>> BEGIN
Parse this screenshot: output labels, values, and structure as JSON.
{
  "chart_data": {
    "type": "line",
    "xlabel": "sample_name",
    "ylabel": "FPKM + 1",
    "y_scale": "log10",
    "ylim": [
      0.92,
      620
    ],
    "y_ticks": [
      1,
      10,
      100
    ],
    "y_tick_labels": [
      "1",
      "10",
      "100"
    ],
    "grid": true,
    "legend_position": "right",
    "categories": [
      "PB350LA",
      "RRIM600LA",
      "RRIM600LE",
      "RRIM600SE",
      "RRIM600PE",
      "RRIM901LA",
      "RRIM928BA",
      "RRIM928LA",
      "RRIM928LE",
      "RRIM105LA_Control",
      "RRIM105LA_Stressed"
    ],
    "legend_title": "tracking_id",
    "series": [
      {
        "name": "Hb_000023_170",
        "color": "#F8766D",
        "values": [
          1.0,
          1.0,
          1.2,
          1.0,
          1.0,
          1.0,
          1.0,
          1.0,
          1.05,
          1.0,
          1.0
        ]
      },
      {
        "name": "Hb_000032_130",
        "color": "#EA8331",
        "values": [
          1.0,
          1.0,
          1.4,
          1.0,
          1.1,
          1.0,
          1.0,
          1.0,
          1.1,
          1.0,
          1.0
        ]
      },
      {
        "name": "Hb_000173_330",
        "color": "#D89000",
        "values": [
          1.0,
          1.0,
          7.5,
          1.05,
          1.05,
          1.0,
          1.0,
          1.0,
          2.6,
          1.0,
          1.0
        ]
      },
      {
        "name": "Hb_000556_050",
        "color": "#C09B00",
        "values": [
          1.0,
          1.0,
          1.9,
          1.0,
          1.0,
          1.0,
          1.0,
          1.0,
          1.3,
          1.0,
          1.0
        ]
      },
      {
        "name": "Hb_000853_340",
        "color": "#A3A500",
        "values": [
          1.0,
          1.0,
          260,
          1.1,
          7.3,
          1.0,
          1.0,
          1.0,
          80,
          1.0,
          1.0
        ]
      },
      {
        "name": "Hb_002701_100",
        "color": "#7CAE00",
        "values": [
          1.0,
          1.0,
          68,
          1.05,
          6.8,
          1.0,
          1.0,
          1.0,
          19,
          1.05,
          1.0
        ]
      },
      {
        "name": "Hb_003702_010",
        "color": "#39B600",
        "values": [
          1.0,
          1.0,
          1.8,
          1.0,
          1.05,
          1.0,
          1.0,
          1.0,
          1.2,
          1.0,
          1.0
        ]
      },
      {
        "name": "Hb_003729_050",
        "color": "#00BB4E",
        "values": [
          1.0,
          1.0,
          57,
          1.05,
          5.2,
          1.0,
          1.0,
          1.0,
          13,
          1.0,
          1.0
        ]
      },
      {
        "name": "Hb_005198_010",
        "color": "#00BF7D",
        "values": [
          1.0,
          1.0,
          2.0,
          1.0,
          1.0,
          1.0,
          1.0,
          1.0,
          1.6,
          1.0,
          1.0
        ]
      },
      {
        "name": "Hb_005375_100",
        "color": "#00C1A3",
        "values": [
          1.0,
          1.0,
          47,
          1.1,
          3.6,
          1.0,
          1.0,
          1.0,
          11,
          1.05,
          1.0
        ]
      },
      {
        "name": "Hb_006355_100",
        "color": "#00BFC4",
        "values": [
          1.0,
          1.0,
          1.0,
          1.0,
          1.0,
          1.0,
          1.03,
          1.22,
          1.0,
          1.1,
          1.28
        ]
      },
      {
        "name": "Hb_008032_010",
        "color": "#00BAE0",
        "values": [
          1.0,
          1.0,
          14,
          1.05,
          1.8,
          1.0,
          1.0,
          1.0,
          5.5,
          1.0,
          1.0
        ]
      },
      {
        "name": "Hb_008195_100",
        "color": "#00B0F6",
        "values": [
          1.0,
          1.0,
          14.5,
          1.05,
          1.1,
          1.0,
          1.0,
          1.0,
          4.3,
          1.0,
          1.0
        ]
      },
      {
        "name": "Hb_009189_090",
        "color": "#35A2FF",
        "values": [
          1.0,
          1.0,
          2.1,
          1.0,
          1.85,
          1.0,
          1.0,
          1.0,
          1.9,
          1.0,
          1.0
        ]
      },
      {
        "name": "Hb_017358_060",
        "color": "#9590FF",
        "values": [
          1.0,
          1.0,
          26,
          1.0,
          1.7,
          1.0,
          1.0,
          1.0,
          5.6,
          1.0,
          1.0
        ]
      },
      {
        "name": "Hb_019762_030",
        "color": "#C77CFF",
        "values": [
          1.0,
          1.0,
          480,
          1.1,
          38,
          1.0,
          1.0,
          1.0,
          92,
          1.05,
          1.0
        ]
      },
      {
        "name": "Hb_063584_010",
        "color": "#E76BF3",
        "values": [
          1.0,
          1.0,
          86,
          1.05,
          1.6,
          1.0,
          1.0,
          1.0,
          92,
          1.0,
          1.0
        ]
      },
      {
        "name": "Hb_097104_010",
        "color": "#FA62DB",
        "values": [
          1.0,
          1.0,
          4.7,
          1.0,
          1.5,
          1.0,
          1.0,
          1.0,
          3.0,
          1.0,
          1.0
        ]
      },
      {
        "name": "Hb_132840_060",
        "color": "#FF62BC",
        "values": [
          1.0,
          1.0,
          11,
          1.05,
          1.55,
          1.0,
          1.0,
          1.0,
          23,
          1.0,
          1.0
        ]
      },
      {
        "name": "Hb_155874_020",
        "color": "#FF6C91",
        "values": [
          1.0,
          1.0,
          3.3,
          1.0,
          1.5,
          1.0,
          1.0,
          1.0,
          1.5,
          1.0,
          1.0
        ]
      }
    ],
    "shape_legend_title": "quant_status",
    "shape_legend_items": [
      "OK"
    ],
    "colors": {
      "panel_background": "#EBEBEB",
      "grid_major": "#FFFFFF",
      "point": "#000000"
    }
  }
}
>> END
### Exercise goal:
Each record must be repeated exactly as it is.

### Task answer:
Parse this screenshot: output labels, values, and structure as JSON.
{
  "chart_data": {
    "type": "line",
    "xlabel": "sample_name",
    "ylabel": "FPKM + 1",
    "y_scale": "log10",
    "ylim": [
      0.92,
      620
    ],
    "y_ticks": [
      1,
      10,
      100
    ],
    "y_tick_labels": [
      "1",
      "10",
      "100"
    ],
    "grid": true,
    "legend_position": "right",
    "categories": [
      "PB350LA",
      "RRIM600LA",
      "RRIM600LE",
      "RRIM600SE",
      "RRIM600PE",
      "RRIM901LA",
      "RRIM928BA",
      "RRIM928LA",
      "RRIM928LE",
      "RRIM105LA_Control",
      "RRIM105LA_Stressed"
    ],
    "legend_title": "tracking_id",
    "series": [
      {
        "name": "Hb_000023_170",
        "color": "#F8766D",
        "values": [
          1.0,
          1.0,
          1.2,
          1.0,
          1.0,
          1.0,
          1.0,
          1.0,
          1.05,
          1.0,
          1.0
        ]
      },
      {
        "name": "Hb_000032_130",
        "color": "#EA8331",
        "values": [
          1.0,
          1.0,
          1.4,
          1.0,
          1.1,
          1.0,
          1.0,
          1.0,
          1.1,
          1.0,
          1.0
        ]
      },
      {
        "name": "Hb_000173_330",
        "color": "#D89000",
        "values": [
          1.0,
          1.0,
          7.5,
          1.05,
          1.05,
          1.0,
          1.0,
          1.0,
          2.6,
          1.0,
          1.0
        ]
      },
      {
        "name": "Hb_000556_050",
        "color": "#C09B00",
        "values": [
          1.0,
          1.0,
          1.9,
          1.0,
          1.0,
          1.0,
          1.0,
          1.0,
          1.3,
          1.0,
          1.0
        ]
      },
      {
        "name": "Hb_000853_340",
        "color": "#A3A500",
        "values": [
          1.0,
          1.0,
          260,
          1.1,
          7.3,
          1.0,
          1.0,
          1.0,
          80,
          1.0,
          1.0
        ]
      },
      {
        "name": "Hb_002701_100",
        "color": "#7CAE00",
        "values": [
          1.0,
          1.0,
          68,
          1.05,
          6.8,
          1.0,
          1.0,
          1.0,
          19,
          1.05,
          1.0
        ]
      },
      {
        "name": "Hb_003702_010",
        "color": "#39B600",
        "values": [
          1.0,
          1.0,
          1.8,
          1.0,
          1.05,
          1.0,
          1.0,
          1.0,
          1.2,
          1.0,
          1.0
        ]
      },
      {
        "name": "Hb_003729_050",
        "color": "#00BB4E",
        "values": [
          1.0,
          1.0,
          57,
          1.05,
          5.2,
          1.0,
          1.0,
          1.0,
          13,
          1.0,
          1.0
        ]
      },
      {
        "name": "Hb_005198_010",
        "color": "#00BF7D",
        "values": [
          1.0,
          1.0,
          2.0,
          1.0,
          1.0,
          1.0,
          1.0,
          1.0,
          1.6,
          1.0,
          1.0
        ]
      },
      {
        "name": "Hb_005375_100",
        "color": "#00C1A3",
        "values": [
          1.0,
          1.0,
          47,
          1.1,
          3.6,
          1.0,
          1.0,
          1.0,
          11,
          1.05,
          1.0
        ]
      },
      {
        "name": "Hb_006355_100",
        "color": "#00BFC4",
        "values": [
          1.0,
          1.0,
          1.0,
          1.0,
          1.0,
          1.0,
          1.03,
          1.22,
          1.0,
          1.1,
          1.28
        ]
      },
      {
        "name": "Hb_008032_010",
        "color": "#00BAE0",
        "values": [
          1.0,
          1.0,
          14,
          1.05,
          1.8,
          1.0,
          1.0,
          1.0,
          5.5,
          1.0,
          1.0
        ]
      },
      {
        "name": "Hb_008195_100",
        "color": "#00B0F6",
        "values": [
          1.0,
          1.0,
          14.5,
          1.05,
          1.1,
          1.0,
          1.0,
          1.0,
          4.3,
          1.0,
          1.0
        ]
      },
      {
        "name": "Hb_009189_090",
        "color": "#35A2FF",
        "values": [
          1.0,
          1.0,
          2.1,
          1.0,
          1.85,
          1.0,
          1.0,
          1.0,
          1.9,
          1.0,
          1.0
        ]
      },
      {
        "name": "Hb_017358_060",
        "color": "#9590FF",
        "values": [
          1.0,
          1.0,
          26,
          1.0,
          1.7,
          1.0,
          1.0,
          1.0,
          5.6,
          1.0,
          1.0
        ]
      },
      {
        "name": "Hb_019762_030",
        "color": "#C77CFF",
        "values": [
          1.0,
          1.0,
          480,
          1.1,
          38,
          1.0,
          1.0,
          1.0,
          92,
          1.05,
          1.0
        ]
      },
      {
        "name": "Hb_063584_010",
        "color": "#E76BF3",
        "values": [
          1.0,
          1.0,
          86,
          1.05,
          1.6,
          1.0,
          1.0,
          1.0,
          92,
          1.0,
          1.0
        ]
      },
      {
        "name": "Hb_097104_010",
        "color": "#FA62DB",
        "values": [
          1.0,
          1.0,
          4.7,
          1.0,
          1.5,
          1.0,
          1.0,
          1.0,
          3.0,
          1.0,
          1.0
        ]
      },
      {
        "name": "Hb_132840_060",
        "color": "#FF62BC",
        "values": [
          1.0,
          1.0,
          11,
          1.05,
          1.55,
          1.0,
          1.0,
          1.0,
          23,
          1.0,
          1.0
        ]
      },
      {
        "name": "Hb_155874_020",
        "color": "#FF6C91",
        "values": [
          1.0,
          1.0,
          3.3,
          1.0,
          1.5,
          1.0,
          1.0,
          1.0,
          1.5,
          1.0,
          1.0
        ]
      }
    ],
    "shape_legend_title": "quant_status",
    "shape_legend_items": [
      "OK"
    ],
    "colors": {
      "panel_background": "#EBEBEB",
      "grid_major": "#FFFFFF",
      "point": "#000000"
    }
  }
}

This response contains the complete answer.